* Data shown *

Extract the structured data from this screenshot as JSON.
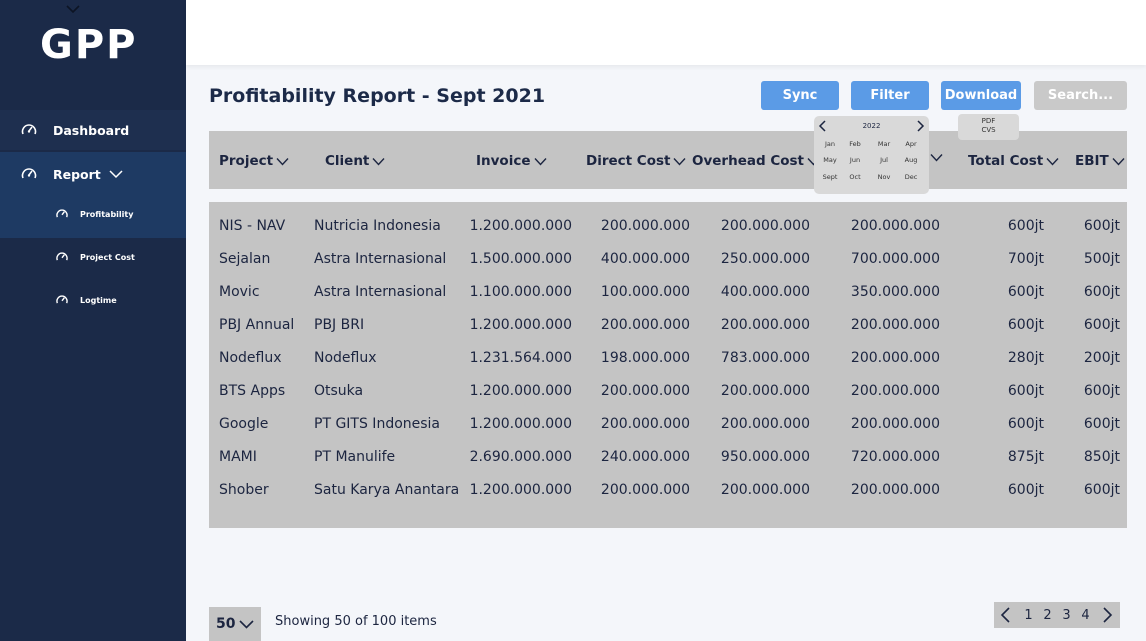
{
  "app": {
    "logo": "GPP"
  },
  "sidebar": {
    "items": [
      {
        "label": "Dashboard",
        "icon": "speedometer-icon"
      },
      {
        "label": "Report",
        "icon": "speedometer-icon",
        "expanded": true
      }
    ],
    "sub_items": [
      {
        "label": "Profitability",
        "icon": "speedometer-icon",
        "active": true
      },
      {
        "label": "Project Cost",
        "icon": "speedometer-icon"
      },
      {
        "label": "Logtime",
        "icon": "speedometer-icon"
      }
    ]
  },
  "header": {
    "title": "Profitability Report - Sept 2021",
    "sync_label": "Sync",
    "filter_label": "Filter",
    "download_label": "Download",
    "search_placeholder": "Search..."
  },
  "download_menu": [
    "PDF",
    "CVS"
  ],
  "month_picker": {
    "year": "2022",
    "months": [
      "Jan",
      "Feb",
      "Mar",
      "Apr",
      "May",
      "Jun",
      "Jul",
      "Aug",
      "Sept",
      "Oct",
      "Nov",
      "Dec"
    ]
  },
  "table": {
    "columns": [
      "Project",
      "Client",
      "Invoice",
      "Direct Cost",
      "Overhead Cost",
      "",
      "Total Cost",
      "EBIT"
    ],
    "rows": [
      [
        "NIS - NAV",
        "Nutricia Indonesia",
        "1.200.000.000",
        "200.000.000",
        "200.000.000",
        "200.000.000",
        "600jt",
        "600jt"
      ],
      [
        "Sejalan",
        "Astra Internasional",
        "1.500.000.000",
        "400.000.000",
        "250.000.000",
        "700.000.000",
        "700jt",
        "500jt"
      ],
      [
        "Movic",
        "Astra Internasional",
        "1.100.000.000",
        "100.000.000",
        "400.000.000",
        "350.000.000",
        "600jt",
        "600jt"
      ],
      [
        "PBJ Annual",
        "PBJ BRI",
        "1.200.000.000",
        "200.000.000",
        "200.000.000",
        "200.000.000",
        "600jt",
        "600jt"
      ],
      [
        "Nodeflux",
        "Nodeflux",
        "1.231.564.000",
        "198.000.000",
        "783.000.000",
        "200.000.000",
        "280jt",
        "200jt"
      ],
      [
        "BTS Apps",
        "Otsuka",
        "1.200.000.000",
        "200.000.000",
        "200.000.000",
        "200.000.000",
        "600jt",
        "600jt"
      ],
      [
        "Google",
        "PT GITS Indonesia",
        "1.200.000.000",
        "200.000.000",
        "200.000.000",
        "200.000.000",
        "600jt",
        "600jt"
      ],
      [
        "MAMI",
        "PT Manulife",
        "2.690.000.000",
        "240.000.000",
        "950.000.000",
        "720.000.000",
        "875jt",
        "850jt"
      ],
      [
        "Shober",
        "Satu Karya Anantara",
        "1.200.000.000",
        "200.000.000",
        "200.000.000",
        "200.000.000",
        "600jt",
        "600jt"
      ]
    ]
  },
  "footer": {
    "per_page": "50",
    "showing_text": "Showing 50 of 100 items",
    "pages": [
      "1",
      "2",
      "3",
      "4"
    ]
  }
}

* The request *
Reproduce each line word for word and drop the pictures.

* Exercise solution *
Extract the structured data from this screenshot as JSON.
{
  "app": {
    "logo": "GPP"
  },
  "sidebar": {
    "items": [
      {
        "label": "Dashboard",
        "icon": "speedometer-icon"
      },
      {
        "label": "Report",
        "icon": "speedometer-icon",
        "expanded": true
      }
    ],
    "sub_items": [
      {
        "label": "Profitability",
        "icon": "speedometer-icon",
        "active": true
      },
      {
        "label": "Project Cost",
        "icon": "speedometer-icon"
      },
      {
        "label": "Logtime",
        "icon": "speedometer-icon"
      }
    ]
  },
  "header": {
    "title": "Profitability Report - Sept 2021",
    "sync_label": "Sync",
    "filter_label": "Filter",
    "download_label": "Download",
    "search_placeholder": "Search..."
  },
  "download_menu": [
    "PDF",
    "CVS"
  ],
  "month_picker": {
    "year": "2022",
    "months": [
      "Jan",
      "Feb",
      "Mar",
      "Apr",
      "May",
      "Jun",
      "Jul",
      "Aug",
      "Sept",
      "Oct",
      "Nov",
      "Dec"
    ]
  },
  "table": {
    "columns": [
      "Project",
      "Client",
      "Invoice",
      "Direct Cost",
      "Overhead Cost",
      "",
      "Total Cost",
      "EBIT"
    ],
    "rows": [
      [
        "NIS - NAV",
        "Nutricia Indonesia",
        "1.200.000.000",
        "200.000.000",
        "200.000.000",
        "200.000.000",
        "600jt",
        "600jt"
      ],
      [
        "Sejalan",
        "Astra Internasional",
        "1.500.000.000",
        "400.000.000",
        "250.000.000",
        "700.000.000",
        "700jt",
        "500jt"
      ],
      [
        "Movic",
        "Astra Internasional",
        "1.100.000.000",
        "100.000.000",
        "400.000.000",
        "350.000.000",
        "600jt",
        "600jt"
      ],
      [
        "PBJ Annual",
        "PBJ BRI",
        "1.200.000.000",
        "200.000.000",
        "200.000.000",
        "200.000.000",
        "600jt",
        "600jt"
      ],
      [
        "Nodeflux",
        "Nodeflux",
        "1.231.564.000",
        "198.000.000",
        "783.000.000",
        "200.000.000",
        "280jt",
        "200jt"
      ],
      [
        "BTS Apps",
        "Otsuka",
        "1.200.000.000",
        "200.000.000",
        "200.000.000",
        "200.000.000",
        "600jt",
        "600jt"
      ],
      [
        "Google",
        "PT GITS Indonesia",
        "1.200.000.000",
        "200.000.000",
        "200.000.000",
        "200.000.000",
        "600jt",
        "600jt"
      ],
      [
        "MAMI",
        "PT Manulife",
        "2.690.000.000",
        "240.000.000",
        "950.000.000",
        "720.000.000",
        "875jt",
        "850jt"
      ],
      [
        "Shober",
        "Satu Karya Anantara",
        "1.200.000.000",
        "200.000.000",
        "200.000.000",
        "200.000.000",
        "600jt",
        "600jt"
      ]
    ]
  },
  "footer": {
    "per_page": "50",
    "showing_text": "Showing 50 of 100 items",
    "pages": [
      "1",
      "2",
      "3",
      "4"
    ]
  }
}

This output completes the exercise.